DATA IN THIS EXERCISE —
>>
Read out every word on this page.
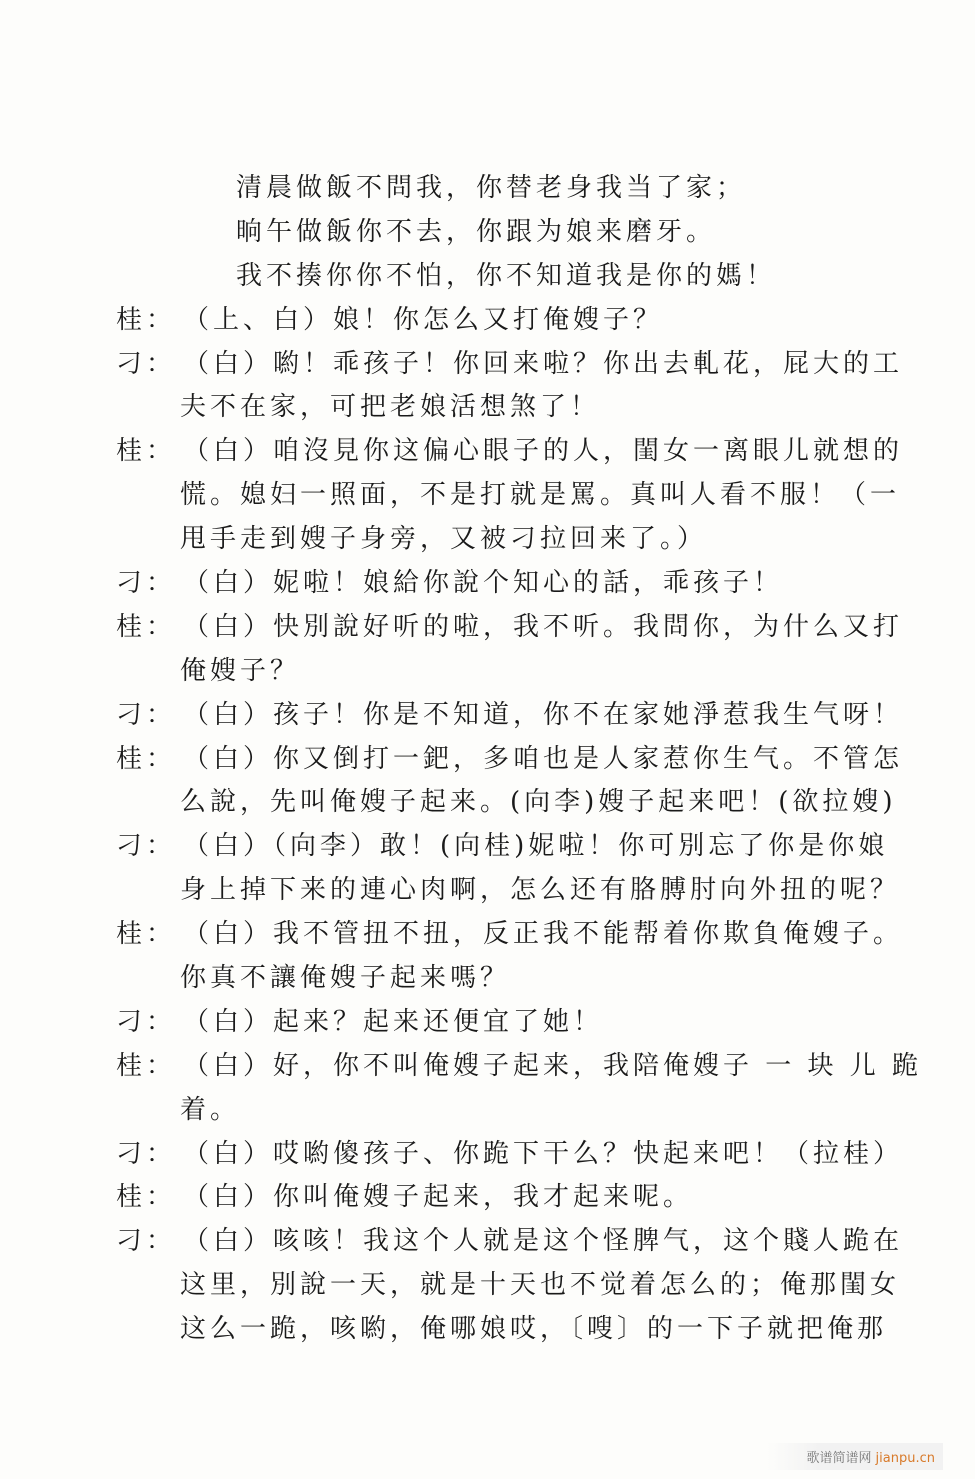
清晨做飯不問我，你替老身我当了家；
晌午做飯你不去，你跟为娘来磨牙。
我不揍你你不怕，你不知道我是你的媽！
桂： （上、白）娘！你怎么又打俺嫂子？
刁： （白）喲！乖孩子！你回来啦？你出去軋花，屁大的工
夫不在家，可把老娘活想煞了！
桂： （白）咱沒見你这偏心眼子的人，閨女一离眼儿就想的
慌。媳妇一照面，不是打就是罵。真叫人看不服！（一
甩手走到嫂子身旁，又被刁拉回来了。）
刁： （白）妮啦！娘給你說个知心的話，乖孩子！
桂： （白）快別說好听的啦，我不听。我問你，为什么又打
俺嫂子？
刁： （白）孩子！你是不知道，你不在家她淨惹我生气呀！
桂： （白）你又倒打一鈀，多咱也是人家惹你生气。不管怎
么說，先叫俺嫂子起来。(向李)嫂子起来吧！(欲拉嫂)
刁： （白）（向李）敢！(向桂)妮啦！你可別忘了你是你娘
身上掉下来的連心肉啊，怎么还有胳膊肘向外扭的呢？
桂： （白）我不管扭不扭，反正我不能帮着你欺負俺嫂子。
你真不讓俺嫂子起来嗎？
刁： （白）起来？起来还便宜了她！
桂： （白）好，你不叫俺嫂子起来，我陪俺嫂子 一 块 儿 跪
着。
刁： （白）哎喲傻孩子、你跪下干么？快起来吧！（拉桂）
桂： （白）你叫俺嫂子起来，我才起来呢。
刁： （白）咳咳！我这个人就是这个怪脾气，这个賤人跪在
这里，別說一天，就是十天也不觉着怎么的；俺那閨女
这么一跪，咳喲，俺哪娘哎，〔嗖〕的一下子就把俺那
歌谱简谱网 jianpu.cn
<<
Transcribe the full listing above exactly, with the images removed.

RESULT BELOW —
Read out every word on this page.
清晨做飯不問我，你替老身我当了家；
晌午做飯你不去，你跟为娘来磨牙。
我不揍你你不怕，你不知道我是你的媽！
桂： （上、白）娘！你怎么又打俺嫂子？
刁： （白）喲！乖孩子！你回来啦？你出去軋花，屁大的工
夫不在家，可把老娘活想煞了！
桂： （白）咱沒見你这偏心眼子的人，閨女一离眼儿就想的
慌。媳妇一照面，不是打就是罵。真叫人看不服！（一
甩手走到嫂子身旁，又被刁拉回来了。）
刁： （白）妮啦！娘給你說个知心的話，乖孩子！
桂： （白）快別說好听的啦，我不听。我問你，为什么又打
俺嫂子？
刁： （白）孩子！你是不知道，你不在家她淨惹我生气呀！
桂： （白）你又倒打一鈀，多咱也是人家惹你生气。不管怎
么說，先叫俺嫂子起来。(向李)嫂子起来吧！(欲拉嫂)
刁： （白）（向李）敢！(向桂)妮啦！你可別忘了你是你娘
身上掉下来的連心肉啊，怎么还有胳膊肘向外扭的呢？
桂： （白）我不管扭不扭，反正我不能帮着你欺負俺嫂子。
你真不讓俺嫂子起来嗎？
刁： （白）起来？起来还便宜了她！
桂： （白）好，你不叫俺嫂子起来，我陪俺嫂子 一 块 儿 跪
着。
刁： （白）哎喲傻孩子、你跪下干么？快起来吧！（拉桂）
桂： （白）你叫俺嫂子起来，我才起来呢。
刁： （白）咳咳！我这个人就是这个怪脾气，这个賤人跪在
这里，別說一天，就是十天也不觉着怎么的；俺那閨女
这么一跪，咳喲，俺哪娘哎，〔嗖〕的一下子就把俺那
歌谱简谱网 jianpu.cn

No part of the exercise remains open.